* EXERCISE *
Search the data for the string "California" and extract every line where it appears.

* START PROVIDED RECORDS *

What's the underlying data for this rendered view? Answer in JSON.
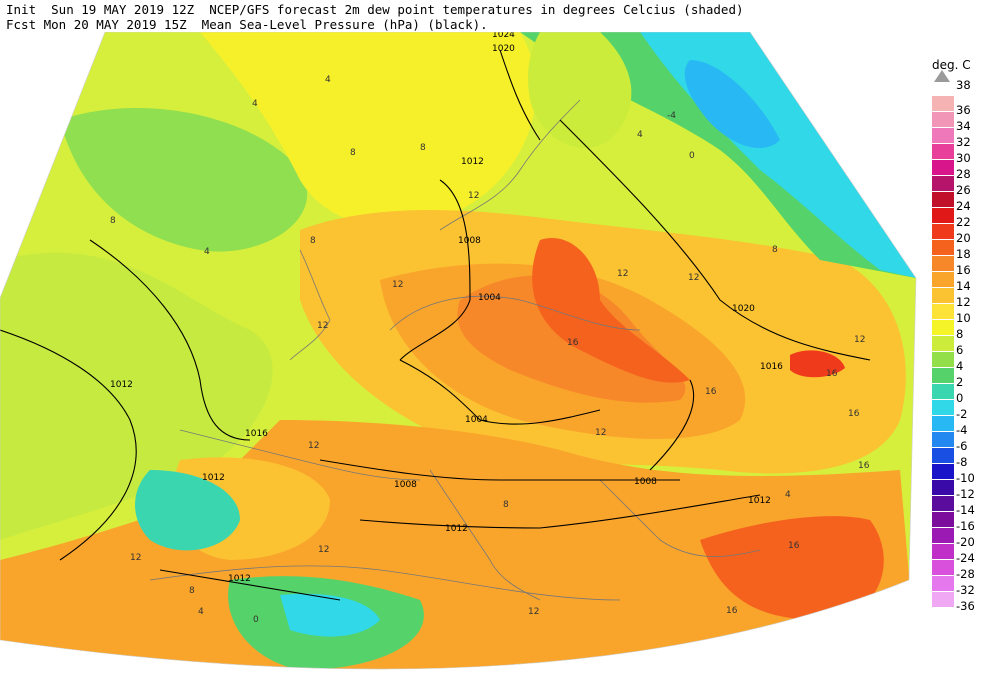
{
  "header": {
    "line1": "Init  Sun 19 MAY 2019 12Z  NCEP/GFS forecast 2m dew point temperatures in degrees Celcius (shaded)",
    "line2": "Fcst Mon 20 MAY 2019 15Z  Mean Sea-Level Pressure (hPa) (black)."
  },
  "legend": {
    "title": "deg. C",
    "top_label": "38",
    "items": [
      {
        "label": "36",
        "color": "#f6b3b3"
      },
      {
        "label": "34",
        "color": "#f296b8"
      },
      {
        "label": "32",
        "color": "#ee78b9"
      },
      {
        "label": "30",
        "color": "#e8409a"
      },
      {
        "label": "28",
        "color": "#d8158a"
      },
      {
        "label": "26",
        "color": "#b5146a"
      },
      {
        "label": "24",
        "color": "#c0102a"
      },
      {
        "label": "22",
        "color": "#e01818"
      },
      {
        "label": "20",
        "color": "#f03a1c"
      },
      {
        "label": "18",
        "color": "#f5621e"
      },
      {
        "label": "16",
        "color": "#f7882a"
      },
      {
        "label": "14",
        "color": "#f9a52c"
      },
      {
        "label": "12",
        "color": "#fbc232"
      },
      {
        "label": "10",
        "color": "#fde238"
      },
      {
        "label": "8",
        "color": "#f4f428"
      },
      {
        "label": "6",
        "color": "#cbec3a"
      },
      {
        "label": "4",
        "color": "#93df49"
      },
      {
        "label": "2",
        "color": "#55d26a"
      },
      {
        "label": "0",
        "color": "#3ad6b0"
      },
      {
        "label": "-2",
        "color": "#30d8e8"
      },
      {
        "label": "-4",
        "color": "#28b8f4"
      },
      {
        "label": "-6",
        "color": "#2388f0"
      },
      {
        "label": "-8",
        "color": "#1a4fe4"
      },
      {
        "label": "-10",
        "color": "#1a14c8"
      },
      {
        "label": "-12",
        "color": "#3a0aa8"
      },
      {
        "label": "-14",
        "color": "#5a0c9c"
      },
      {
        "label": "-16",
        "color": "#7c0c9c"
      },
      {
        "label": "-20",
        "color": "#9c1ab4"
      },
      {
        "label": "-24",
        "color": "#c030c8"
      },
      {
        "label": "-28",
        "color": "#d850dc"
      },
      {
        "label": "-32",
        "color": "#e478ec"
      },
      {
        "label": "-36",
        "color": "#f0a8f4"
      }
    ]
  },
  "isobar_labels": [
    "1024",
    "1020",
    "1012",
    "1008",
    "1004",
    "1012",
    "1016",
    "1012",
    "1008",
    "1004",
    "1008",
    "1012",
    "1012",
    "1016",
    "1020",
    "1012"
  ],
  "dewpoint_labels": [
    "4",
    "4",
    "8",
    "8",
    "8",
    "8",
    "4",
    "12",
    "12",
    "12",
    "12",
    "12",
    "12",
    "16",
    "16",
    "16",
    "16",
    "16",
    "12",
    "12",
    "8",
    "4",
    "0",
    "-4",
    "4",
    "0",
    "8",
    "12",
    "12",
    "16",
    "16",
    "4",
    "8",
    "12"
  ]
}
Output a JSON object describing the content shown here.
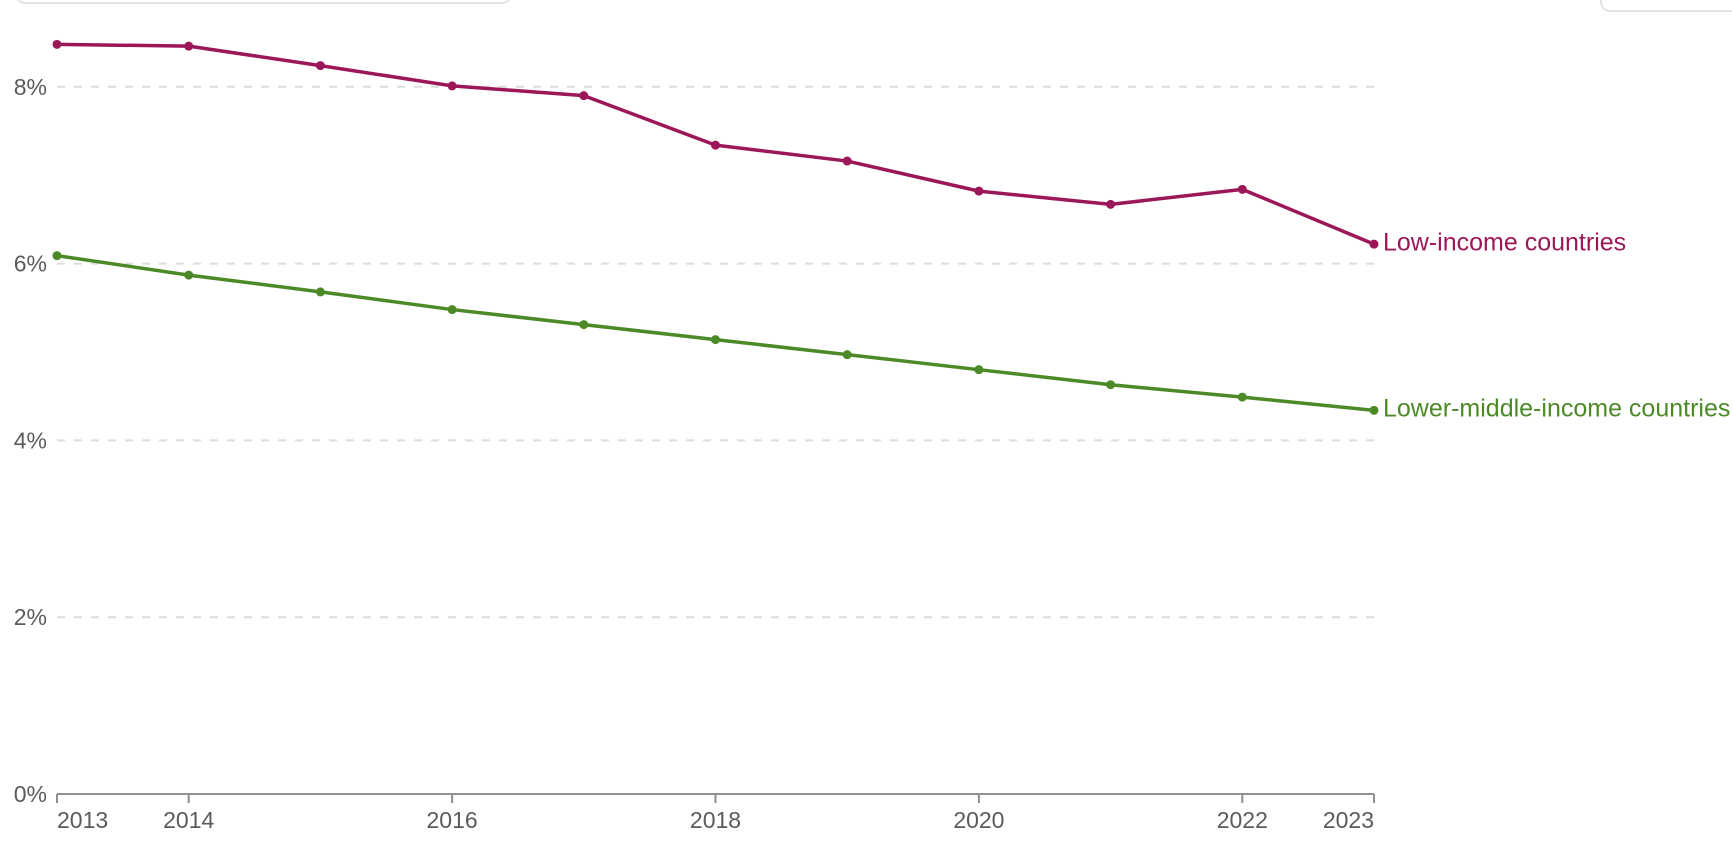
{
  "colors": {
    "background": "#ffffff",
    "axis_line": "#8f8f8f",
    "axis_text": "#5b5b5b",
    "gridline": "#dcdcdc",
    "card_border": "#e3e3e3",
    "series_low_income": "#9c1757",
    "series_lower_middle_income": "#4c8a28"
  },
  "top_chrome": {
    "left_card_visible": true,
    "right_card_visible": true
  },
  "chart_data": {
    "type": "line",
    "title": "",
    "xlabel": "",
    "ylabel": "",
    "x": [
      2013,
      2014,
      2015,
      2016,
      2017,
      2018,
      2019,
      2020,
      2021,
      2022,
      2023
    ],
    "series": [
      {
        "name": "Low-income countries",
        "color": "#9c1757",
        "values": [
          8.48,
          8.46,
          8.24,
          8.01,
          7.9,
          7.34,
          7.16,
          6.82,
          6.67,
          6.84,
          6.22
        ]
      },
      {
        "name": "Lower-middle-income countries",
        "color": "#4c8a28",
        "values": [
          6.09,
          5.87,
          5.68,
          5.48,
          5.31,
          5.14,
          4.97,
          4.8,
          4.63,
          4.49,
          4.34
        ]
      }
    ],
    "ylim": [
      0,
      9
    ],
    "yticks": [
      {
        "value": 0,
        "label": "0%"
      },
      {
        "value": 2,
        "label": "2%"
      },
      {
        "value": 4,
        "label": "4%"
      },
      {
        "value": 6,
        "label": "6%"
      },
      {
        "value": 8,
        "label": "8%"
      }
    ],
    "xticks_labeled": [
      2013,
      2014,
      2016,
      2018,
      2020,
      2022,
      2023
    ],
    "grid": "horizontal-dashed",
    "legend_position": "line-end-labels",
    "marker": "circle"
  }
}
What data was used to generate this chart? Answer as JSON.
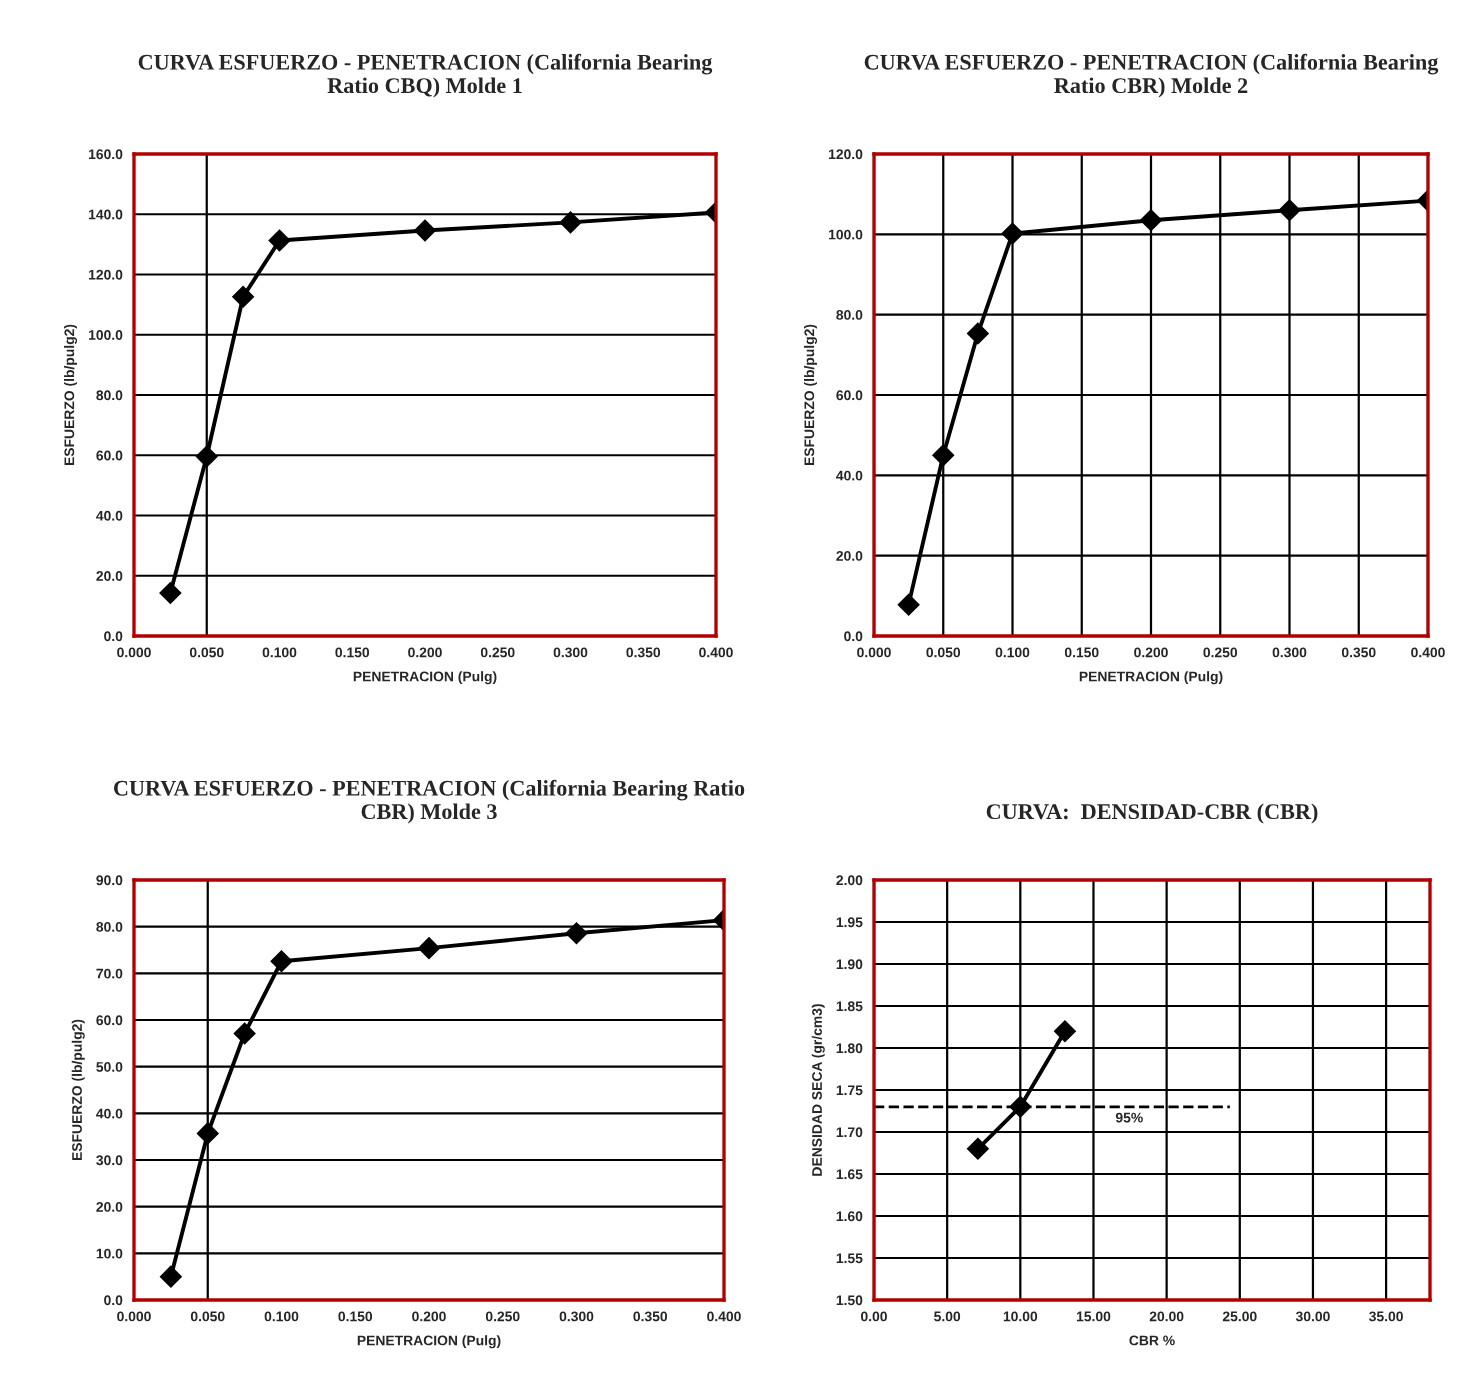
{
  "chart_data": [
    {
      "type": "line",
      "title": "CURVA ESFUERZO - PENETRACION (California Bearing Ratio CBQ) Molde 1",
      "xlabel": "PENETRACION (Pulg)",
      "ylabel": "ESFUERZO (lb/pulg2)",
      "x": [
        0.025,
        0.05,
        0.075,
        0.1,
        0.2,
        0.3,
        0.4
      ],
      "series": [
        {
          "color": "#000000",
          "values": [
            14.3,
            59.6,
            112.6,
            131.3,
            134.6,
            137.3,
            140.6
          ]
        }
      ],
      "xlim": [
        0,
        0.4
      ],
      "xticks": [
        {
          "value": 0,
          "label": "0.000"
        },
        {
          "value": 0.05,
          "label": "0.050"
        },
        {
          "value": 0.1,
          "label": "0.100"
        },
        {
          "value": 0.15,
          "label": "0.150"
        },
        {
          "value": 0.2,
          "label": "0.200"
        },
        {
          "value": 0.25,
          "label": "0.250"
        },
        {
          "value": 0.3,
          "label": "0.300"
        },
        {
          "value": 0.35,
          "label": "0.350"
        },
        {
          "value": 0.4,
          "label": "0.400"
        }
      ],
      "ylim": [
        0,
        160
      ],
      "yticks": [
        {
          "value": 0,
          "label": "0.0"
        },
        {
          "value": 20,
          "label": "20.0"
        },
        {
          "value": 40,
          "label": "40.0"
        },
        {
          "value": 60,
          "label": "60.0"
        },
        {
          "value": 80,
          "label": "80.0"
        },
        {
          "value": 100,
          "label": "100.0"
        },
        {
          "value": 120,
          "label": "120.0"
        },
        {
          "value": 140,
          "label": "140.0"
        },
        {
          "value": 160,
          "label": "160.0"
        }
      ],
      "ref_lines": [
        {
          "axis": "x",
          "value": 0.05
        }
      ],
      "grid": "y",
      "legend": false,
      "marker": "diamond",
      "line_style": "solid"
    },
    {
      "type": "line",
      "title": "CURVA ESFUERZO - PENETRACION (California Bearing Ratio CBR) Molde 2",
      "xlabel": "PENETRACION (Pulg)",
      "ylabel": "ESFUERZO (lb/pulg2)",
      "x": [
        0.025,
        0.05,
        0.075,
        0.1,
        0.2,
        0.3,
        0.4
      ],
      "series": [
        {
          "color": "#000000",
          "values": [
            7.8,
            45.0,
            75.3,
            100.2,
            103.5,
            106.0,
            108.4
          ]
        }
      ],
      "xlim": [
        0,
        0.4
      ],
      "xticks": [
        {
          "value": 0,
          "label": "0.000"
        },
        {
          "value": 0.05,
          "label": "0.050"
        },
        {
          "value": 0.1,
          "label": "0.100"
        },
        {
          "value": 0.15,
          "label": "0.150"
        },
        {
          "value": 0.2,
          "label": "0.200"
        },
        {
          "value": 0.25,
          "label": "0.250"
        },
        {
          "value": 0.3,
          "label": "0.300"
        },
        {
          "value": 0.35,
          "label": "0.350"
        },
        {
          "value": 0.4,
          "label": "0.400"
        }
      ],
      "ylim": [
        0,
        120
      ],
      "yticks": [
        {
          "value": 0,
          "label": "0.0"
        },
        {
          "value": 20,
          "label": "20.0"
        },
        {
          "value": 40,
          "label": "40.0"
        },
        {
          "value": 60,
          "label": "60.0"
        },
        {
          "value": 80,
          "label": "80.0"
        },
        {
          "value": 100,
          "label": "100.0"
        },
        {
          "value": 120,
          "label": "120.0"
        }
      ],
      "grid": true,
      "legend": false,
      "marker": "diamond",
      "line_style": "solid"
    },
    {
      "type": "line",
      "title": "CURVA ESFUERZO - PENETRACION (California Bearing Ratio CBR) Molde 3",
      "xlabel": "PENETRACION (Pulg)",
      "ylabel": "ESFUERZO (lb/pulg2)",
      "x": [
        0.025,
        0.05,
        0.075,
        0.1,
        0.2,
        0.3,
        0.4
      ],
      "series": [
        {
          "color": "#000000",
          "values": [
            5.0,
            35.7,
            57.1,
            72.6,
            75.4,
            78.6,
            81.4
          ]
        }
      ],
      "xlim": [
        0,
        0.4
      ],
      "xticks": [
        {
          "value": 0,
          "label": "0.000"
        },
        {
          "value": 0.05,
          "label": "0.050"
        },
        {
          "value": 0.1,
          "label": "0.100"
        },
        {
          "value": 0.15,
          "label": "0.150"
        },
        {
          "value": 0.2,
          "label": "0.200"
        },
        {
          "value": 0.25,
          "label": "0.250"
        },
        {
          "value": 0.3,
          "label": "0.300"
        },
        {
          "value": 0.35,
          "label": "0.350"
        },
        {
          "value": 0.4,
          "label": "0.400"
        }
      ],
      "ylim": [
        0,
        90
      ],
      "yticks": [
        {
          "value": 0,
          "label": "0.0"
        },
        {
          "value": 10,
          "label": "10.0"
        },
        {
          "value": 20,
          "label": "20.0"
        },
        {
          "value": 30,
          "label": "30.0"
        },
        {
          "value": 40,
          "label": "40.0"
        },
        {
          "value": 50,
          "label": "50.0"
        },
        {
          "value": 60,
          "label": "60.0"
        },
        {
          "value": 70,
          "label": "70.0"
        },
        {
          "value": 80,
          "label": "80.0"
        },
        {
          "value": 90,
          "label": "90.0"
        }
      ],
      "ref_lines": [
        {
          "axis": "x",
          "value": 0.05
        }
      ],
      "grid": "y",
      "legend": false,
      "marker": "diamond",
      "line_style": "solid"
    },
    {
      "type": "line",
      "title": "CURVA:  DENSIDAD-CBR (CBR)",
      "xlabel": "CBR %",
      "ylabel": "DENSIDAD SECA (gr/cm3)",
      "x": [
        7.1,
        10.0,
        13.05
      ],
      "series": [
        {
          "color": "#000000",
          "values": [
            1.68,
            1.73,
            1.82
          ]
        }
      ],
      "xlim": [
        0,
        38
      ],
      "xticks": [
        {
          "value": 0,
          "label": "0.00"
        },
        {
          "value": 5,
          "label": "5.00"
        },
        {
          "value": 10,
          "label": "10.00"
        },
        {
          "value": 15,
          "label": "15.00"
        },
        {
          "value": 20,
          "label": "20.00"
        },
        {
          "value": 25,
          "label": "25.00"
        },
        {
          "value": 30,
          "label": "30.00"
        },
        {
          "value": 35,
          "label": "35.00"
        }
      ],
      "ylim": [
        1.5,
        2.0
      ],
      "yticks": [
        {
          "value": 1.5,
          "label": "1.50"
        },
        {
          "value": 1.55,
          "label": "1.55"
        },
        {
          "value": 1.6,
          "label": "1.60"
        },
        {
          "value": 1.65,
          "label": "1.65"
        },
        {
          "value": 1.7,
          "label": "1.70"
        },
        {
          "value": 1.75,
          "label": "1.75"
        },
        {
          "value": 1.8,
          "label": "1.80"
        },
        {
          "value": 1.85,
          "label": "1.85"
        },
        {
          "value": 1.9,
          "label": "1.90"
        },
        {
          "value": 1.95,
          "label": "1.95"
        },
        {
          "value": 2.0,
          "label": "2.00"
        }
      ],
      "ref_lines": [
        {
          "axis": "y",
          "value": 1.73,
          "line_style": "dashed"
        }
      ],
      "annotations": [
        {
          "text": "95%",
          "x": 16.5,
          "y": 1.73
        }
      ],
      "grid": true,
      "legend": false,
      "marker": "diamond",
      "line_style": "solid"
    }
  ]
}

* END PROVIDED RECORDS *

* ANSWER TO THIS PROBLEM *
      "title": "CURVA ESFUERZO - PENETRACION (California Bearing Ratio CBQ) Molde 1",
      "title": "CURVA ESFUERZO - PENETRACION (California Bearing Ratio CBR) Molde 2",
      "title": "CURVA ESFUERZO - PENETRACION (California Bearing Ratio CBR) Molde 3",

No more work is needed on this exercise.